Exercise objective | Select, from the material below, each line with "defecto" in it.

Rows |
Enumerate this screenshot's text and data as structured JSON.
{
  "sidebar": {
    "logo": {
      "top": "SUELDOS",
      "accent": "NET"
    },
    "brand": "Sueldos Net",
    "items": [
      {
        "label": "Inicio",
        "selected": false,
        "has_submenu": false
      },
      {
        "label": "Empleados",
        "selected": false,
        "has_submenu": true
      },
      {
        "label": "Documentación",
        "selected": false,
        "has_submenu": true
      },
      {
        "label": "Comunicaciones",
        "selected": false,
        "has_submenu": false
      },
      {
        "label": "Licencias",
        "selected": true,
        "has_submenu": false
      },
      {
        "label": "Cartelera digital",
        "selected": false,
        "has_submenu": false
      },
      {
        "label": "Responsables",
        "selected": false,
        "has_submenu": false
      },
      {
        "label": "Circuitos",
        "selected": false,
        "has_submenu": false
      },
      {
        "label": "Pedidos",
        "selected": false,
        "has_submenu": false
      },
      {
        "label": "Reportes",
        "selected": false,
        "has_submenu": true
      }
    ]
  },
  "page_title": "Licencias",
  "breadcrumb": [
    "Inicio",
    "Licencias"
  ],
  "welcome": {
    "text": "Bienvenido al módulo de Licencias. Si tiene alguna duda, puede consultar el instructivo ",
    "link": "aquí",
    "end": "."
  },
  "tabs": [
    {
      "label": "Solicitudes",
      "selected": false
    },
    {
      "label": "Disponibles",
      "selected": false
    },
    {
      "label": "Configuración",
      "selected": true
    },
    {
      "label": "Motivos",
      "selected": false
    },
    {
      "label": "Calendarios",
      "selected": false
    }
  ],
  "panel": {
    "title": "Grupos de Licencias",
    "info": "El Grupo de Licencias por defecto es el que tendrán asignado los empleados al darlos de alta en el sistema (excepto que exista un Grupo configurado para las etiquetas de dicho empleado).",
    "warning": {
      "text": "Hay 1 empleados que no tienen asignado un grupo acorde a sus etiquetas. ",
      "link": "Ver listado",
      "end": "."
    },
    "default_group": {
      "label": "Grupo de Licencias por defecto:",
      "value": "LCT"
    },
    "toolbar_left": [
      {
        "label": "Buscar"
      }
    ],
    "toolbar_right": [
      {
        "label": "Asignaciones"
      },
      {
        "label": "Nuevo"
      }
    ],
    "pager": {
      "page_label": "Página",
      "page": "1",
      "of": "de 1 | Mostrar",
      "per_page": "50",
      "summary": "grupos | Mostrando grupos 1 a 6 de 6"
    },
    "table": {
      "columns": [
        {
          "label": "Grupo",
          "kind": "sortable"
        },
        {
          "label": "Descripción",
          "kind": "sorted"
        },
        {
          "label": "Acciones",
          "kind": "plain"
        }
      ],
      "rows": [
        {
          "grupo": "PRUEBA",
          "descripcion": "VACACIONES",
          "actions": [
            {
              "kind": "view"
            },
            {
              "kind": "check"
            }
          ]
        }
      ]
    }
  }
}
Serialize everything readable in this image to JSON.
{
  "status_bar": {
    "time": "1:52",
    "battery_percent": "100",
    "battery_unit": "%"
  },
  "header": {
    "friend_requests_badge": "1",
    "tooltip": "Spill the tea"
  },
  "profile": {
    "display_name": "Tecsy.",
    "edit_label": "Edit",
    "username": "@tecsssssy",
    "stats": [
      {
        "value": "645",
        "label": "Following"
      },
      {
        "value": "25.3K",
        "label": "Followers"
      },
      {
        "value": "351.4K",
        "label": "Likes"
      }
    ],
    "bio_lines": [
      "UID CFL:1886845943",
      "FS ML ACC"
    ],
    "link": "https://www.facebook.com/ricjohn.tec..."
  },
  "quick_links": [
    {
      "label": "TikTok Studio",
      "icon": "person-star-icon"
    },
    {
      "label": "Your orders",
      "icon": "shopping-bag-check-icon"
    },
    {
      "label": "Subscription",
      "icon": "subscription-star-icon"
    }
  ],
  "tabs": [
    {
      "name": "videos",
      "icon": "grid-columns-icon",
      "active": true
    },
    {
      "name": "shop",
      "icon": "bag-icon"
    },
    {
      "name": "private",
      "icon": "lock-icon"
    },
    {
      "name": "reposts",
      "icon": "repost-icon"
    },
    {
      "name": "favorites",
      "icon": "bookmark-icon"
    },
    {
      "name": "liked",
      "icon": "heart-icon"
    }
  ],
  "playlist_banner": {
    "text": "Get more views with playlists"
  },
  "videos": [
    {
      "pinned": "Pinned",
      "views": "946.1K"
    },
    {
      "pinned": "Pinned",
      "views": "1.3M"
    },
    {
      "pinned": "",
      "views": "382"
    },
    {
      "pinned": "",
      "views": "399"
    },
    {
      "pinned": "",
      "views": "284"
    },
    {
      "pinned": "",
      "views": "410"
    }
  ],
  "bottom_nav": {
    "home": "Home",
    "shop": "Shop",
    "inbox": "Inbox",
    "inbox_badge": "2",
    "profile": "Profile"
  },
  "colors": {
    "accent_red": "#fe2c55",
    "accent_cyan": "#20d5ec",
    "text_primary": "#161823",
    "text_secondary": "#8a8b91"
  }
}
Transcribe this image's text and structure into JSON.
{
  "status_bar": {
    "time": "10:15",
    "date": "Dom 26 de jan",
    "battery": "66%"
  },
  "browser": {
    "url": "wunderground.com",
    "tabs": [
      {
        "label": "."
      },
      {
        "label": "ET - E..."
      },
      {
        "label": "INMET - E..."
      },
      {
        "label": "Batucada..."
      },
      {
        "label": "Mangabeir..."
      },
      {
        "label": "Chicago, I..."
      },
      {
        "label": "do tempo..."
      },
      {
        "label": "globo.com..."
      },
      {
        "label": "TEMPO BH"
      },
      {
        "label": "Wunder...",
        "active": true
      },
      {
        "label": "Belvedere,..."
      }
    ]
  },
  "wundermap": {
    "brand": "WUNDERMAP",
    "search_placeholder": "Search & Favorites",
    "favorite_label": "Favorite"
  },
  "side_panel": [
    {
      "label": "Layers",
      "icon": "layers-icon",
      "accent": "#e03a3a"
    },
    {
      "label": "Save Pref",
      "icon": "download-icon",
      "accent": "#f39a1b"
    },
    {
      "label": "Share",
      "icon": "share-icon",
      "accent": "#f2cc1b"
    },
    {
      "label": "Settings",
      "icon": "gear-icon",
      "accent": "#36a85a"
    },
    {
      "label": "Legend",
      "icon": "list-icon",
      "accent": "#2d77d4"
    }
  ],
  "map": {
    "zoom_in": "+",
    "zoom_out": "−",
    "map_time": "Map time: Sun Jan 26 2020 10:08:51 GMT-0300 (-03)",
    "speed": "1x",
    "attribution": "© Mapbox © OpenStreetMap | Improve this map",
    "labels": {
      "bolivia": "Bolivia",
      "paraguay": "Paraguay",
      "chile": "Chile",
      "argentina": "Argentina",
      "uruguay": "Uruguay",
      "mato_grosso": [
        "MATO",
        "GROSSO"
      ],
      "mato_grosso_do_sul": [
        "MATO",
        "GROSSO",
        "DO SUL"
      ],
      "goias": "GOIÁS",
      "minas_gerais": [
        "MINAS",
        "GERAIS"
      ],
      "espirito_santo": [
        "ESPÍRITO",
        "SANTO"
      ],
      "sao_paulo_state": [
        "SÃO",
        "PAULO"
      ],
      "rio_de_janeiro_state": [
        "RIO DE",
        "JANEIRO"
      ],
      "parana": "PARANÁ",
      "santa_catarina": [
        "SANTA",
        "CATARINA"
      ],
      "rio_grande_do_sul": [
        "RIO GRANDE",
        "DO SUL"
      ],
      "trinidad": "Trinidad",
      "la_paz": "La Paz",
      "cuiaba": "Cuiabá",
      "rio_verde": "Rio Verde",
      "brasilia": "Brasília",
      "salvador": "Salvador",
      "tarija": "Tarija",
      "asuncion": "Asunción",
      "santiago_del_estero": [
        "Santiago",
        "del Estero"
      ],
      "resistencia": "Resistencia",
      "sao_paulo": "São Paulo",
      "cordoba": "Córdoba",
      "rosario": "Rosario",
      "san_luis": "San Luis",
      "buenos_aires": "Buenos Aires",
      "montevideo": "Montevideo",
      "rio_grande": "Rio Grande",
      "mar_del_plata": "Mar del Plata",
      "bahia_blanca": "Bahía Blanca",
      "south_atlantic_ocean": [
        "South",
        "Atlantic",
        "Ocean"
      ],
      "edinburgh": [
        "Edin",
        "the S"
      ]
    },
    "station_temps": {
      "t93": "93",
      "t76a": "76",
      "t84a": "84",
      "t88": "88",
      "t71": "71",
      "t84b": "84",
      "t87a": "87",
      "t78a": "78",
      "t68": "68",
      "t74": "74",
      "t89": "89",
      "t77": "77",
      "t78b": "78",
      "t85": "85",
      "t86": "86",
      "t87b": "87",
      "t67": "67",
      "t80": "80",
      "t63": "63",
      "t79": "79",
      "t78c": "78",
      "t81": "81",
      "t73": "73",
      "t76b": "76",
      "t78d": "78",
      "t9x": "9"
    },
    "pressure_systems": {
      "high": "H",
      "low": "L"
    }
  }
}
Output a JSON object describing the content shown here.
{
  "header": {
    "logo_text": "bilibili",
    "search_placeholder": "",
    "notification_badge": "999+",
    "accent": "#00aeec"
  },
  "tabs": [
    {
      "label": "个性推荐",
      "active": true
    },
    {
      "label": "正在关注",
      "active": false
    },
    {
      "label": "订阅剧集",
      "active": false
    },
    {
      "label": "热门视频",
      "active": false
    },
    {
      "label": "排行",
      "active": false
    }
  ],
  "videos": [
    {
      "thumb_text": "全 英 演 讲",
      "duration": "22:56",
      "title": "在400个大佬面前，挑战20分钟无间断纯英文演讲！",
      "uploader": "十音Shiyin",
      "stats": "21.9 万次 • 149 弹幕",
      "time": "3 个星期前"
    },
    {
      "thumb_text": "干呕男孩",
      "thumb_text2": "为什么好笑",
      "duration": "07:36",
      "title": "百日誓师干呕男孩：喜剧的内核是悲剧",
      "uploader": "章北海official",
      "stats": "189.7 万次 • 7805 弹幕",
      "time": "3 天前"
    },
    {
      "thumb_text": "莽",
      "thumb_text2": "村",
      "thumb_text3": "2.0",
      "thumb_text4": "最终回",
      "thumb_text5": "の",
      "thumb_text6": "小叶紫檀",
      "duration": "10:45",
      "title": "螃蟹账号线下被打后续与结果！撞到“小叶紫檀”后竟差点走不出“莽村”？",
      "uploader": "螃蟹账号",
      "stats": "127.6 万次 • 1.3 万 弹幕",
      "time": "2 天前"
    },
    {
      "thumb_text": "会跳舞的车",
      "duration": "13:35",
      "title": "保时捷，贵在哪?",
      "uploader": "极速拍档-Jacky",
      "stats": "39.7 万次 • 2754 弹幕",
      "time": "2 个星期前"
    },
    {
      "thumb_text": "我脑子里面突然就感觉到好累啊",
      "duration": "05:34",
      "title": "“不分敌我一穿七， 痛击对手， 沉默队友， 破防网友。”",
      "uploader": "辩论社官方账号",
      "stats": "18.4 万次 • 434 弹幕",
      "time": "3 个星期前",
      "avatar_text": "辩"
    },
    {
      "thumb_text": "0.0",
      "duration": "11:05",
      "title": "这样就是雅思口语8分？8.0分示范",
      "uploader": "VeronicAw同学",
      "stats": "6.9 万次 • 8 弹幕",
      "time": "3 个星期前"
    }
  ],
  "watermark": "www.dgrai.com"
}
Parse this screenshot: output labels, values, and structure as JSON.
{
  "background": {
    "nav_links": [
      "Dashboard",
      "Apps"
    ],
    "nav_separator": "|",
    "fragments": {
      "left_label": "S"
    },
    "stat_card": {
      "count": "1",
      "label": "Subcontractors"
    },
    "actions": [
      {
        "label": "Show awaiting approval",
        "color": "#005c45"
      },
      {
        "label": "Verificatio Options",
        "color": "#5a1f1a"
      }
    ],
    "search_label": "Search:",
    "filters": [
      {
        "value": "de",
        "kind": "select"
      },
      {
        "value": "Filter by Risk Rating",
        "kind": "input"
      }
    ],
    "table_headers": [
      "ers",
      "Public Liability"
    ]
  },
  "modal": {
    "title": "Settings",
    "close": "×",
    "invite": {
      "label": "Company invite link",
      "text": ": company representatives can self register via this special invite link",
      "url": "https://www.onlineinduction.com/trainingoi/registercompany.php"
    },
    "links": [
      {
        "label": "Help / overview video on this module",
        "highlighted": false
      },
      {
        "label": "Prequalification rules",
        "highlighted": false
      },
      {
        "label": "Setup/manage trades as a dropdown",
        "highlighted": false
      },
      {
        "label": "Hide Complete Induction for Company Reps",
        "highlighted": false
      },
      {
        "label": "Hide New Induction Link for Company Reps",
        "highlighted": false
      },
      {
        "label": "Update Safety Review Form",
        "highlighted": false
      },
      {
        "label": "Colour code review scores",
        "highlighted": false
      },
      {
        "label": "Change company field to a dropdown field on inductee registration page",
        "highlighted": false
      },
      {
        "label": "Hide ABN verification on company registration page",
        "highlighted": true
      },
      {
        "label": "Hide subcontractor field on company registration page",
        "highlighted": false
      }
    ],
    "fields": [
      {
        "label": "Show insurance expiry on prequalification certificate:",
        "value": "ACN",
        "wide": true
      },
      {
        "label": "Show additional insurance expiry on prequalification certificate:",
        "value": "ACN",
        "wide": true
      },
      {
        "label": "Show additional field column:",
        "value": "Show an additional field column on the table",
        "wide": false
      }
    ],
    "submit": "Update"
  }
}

Output |
    "info": "El Grupo de Licencias por defecto es el que tendrán asignado los empleados al darlos de alta en el sistema (excepto que exista un Grupo configurado para las etiquetas de dicho empleado).",
      "label": "Grupo de Licencias por defecto:",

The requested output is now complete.